◆ EXERCISE MATERIALS

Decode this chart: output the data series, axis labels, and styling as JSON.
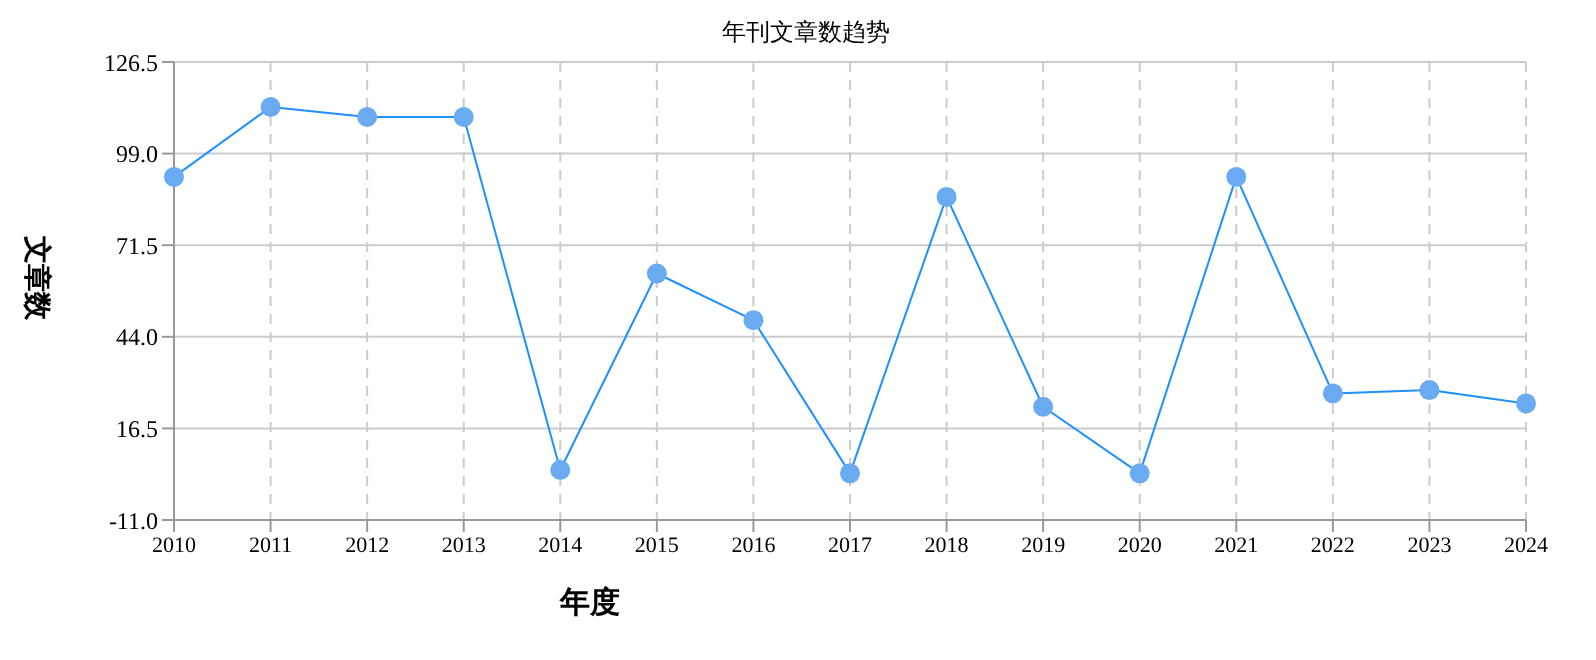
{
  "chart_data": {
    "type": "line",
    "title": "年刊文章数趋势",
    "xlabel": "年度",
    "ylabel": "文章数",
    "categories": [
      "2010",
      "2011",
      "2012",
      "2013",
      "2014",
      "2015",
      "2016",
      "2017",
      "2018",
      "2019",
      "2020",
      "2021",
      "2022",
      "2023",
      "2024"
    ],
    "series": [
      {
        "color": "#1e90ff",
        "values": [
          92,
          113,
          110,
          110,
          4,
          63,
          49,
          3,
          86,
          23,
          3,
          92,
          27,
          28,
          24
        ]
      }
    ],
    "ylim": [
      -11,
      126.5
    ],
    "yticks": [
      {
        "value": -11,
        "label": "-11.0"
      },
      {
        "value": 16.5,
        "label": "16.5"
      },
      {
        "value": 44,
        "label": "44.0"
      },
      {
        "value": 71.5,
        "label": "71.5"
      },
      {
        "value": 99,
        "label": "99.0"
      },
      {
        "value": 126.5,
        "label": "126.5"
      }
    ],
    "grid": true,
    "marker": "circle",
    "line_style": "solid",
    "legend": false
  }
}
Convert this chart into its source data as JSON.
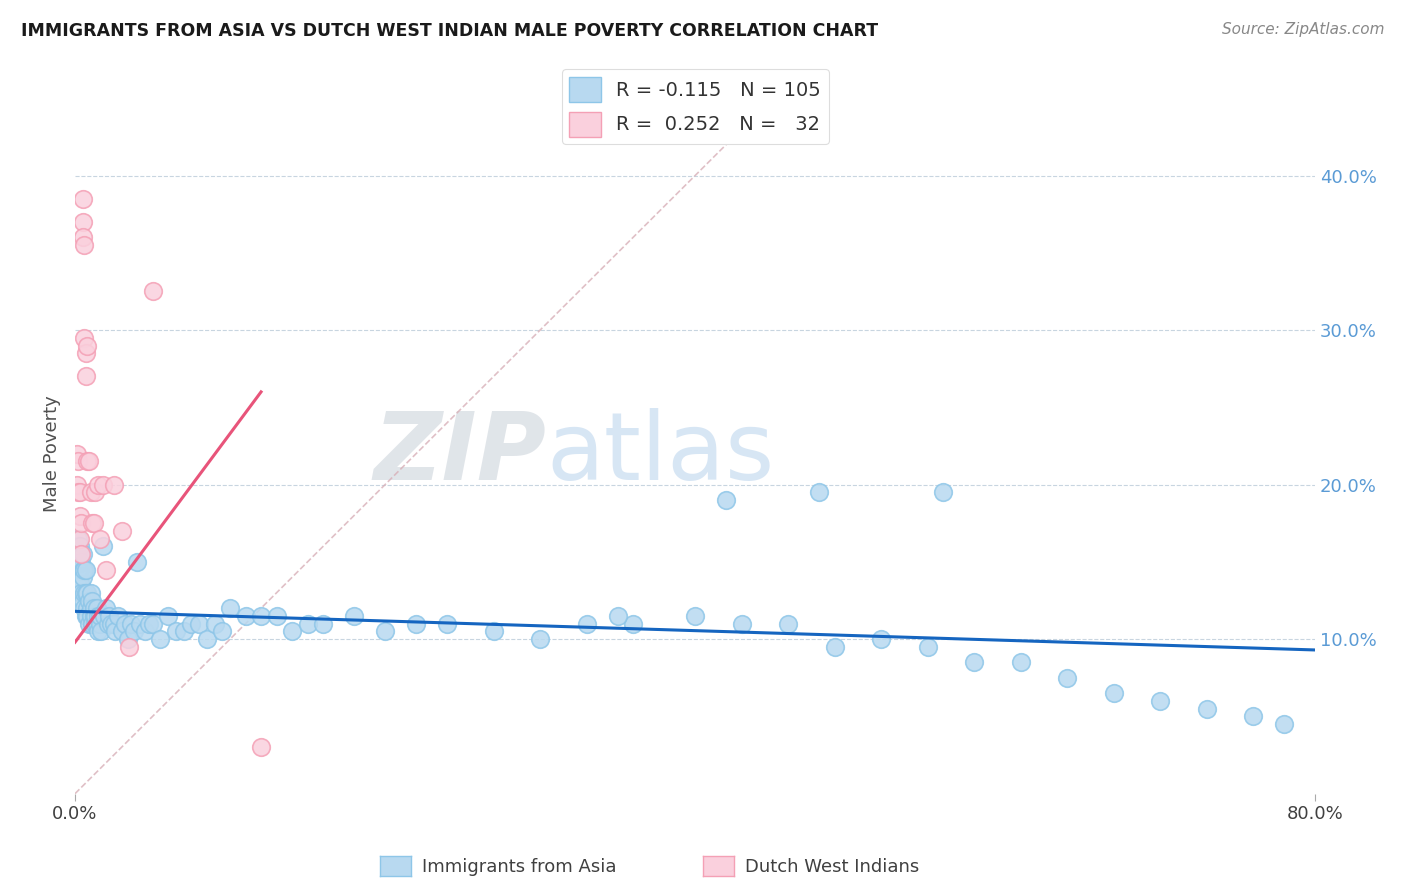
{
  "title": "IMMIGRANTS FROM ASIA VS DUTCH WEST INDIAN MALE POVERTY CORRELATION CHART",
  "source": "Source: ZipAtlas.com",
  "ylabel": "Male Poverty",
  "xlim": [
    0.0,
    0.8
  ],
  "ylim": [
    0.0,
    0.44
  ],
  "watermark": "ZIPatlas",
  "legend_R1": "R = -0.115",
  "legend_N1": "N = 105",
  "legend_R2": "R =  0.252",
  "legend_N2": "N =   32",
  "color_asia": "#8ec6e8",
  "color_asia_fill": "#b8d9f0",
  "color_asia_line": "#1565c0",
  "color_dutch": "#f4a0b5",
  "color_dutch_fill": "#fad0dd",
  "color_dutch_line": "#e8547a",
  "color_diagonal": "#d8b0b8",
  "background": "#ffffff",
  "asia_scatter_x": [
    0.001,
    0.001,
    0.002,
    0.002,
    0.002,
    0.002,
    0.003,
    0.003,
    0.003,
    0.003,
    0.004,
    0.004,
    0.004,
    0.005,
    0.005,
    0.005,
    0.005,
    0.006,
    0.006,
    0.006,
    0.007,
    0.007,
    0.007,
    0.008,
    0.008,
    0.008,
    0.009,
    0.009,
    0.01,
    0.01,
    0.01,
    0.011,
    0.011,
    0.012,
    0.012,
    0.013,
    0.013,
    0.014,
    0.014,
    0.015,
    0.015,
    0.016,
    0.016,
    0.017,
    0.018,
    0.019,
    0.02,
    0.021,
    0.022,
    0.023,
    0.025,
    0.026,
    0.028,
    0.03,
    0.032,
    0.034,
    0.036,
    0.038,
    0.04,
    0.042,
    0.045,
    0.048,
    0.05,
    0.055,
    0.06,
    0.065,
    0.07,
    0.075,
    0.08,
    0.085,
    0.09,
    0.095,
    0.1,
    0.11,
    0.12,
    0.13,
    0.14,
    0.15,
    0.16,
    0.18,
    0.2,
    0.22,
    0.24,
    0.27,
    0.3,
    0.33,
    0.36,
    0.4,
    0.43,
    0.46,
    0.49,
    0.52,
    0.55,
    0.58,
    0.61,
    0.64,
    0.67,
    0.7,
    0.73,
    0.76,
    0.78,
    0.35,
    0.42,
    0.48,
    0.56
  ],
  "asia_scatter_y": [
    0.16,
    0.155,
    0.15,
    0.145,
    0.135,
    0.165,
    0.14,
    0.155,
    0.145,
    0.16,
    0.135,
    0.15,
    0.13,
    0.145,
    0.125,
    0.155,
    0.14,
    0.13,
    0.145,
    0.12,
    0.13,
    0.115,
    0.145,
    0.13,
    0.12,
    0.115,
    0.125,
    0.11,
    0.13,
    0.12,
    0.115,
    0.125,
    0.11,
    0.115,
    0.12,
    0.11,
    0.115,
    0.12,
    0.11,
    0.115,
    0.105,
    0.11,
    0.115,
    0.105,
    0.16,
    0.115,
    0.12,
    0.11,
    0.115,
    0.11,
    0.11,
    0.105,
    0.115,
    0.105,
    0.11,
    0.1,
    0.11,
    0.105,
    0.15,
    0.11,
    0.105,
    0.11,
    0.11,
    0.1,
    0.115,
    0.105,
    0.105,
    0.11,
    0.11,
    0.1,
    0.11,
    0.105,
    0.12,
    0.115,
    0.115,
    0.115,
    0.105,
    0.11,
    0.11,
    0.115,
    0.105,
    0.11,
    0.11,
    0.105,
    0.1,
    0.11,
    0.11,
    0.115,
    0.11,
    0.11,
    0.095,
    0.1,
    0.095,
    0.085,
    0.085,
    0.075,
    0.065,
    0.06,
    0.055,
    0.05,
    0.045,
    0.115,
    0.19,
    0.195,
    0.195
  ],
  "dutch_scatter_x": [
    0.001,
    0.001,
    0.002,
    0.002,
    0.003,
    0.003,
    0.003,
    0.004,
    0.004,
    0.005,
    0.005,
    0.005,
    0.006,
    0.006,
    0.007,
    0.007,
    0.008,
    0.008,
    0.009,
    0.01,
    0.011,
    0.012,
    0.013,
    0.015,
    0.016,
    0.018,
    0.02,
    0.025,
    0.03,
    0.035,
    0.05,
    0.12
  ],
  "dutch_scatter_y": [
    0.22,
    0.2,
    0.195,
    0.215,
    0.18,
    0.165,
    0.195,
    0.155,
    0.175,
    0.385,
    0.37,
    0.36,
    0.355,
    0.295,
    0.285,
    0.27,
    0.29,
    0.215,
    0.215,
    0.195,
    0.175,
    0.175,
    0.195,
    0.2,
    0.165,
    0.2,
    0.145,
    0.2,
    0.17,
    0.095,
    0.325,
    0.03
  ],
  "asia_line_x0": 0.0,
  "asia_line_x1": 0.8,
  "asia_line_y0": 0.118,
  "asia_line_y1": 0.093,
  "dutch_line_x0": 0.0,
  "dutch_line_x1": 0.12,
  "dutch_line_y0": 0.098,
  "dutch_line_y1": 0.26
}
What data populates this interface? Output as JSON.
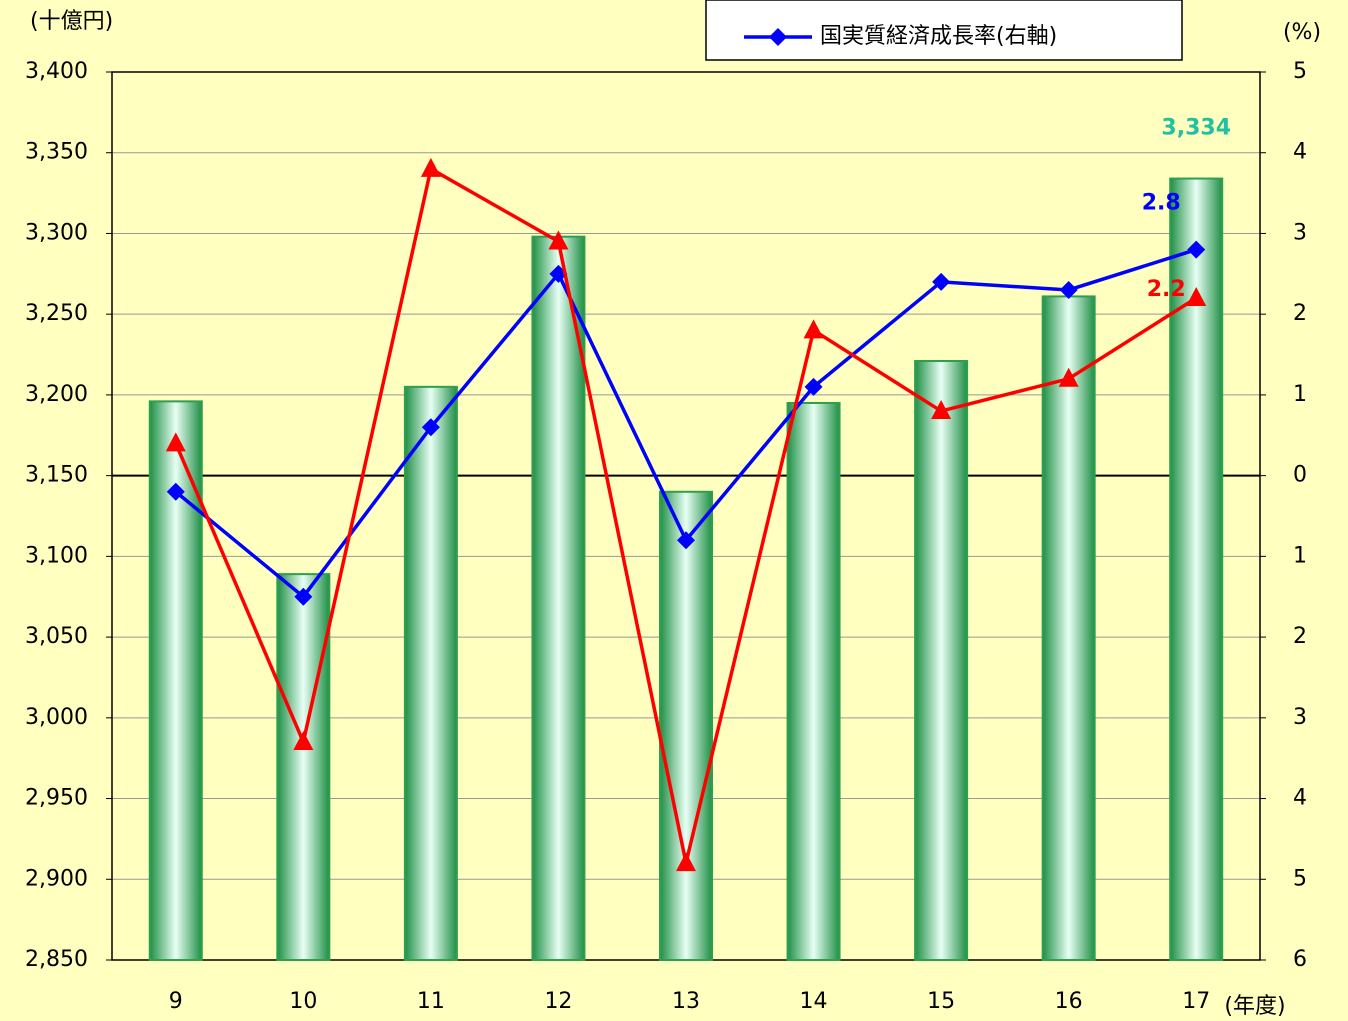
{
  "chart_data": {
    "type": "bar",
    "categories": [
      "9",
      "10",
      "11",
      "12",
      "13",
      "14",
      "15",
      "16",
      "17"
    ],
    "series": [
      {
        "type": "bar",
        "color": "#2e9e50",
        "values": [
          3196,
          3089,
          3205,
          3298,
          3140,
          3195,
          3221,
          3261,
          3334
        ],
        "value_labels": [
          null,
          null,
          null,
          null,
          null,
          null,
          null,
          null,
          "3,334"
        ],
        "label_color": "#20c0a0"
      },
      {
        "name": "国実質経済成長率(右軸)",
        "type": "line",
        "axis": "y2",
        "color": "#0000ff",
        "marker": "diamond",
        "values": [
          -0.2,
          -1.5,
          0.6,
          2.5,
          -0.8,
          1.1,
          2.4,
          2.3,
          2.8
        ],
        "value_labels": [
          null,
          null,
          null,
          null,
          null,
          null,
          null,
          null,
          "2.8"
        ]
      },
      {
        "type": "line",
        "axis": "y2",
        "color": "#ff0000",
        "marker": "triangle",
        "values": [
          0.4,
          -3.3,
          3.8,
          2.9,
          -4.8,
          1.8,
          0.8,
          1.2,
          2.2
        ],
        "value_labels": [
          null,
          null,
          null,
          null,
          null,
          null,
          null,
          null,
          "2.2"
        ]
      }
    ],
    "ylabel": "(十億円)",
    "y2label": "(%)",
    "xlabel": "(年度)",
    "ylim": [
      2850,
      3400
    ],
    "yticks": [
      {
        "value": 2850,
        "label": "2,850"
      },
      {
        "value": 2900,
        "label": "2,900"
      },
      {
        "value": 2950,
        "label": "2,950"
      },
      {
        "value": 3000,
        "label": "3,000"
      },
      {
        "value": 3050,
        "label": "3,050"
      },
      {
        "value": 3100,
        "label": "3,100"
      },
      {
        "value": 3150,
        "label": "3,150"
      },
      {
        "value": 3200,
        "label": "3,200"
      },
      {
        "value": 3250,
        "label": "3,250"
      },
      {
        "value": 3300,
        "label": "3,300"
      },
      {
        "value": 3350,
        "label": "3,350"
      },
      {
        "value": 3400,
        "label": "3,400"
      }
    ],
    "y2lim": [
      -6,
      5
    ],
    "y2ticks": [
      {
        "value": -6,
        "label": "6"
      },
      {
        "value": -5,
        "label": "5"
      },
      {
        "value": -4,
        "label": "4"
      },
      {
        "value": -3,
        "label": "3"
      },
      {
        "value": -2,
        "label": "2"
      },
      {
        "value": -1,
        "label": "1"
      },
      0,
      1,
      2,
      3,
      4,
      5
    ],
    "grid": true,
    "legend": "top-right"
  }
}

◆ BRIEF
Reply with only the number of lines in the material above where the string "type" appears.

◆ SOLVED EXERCISE
5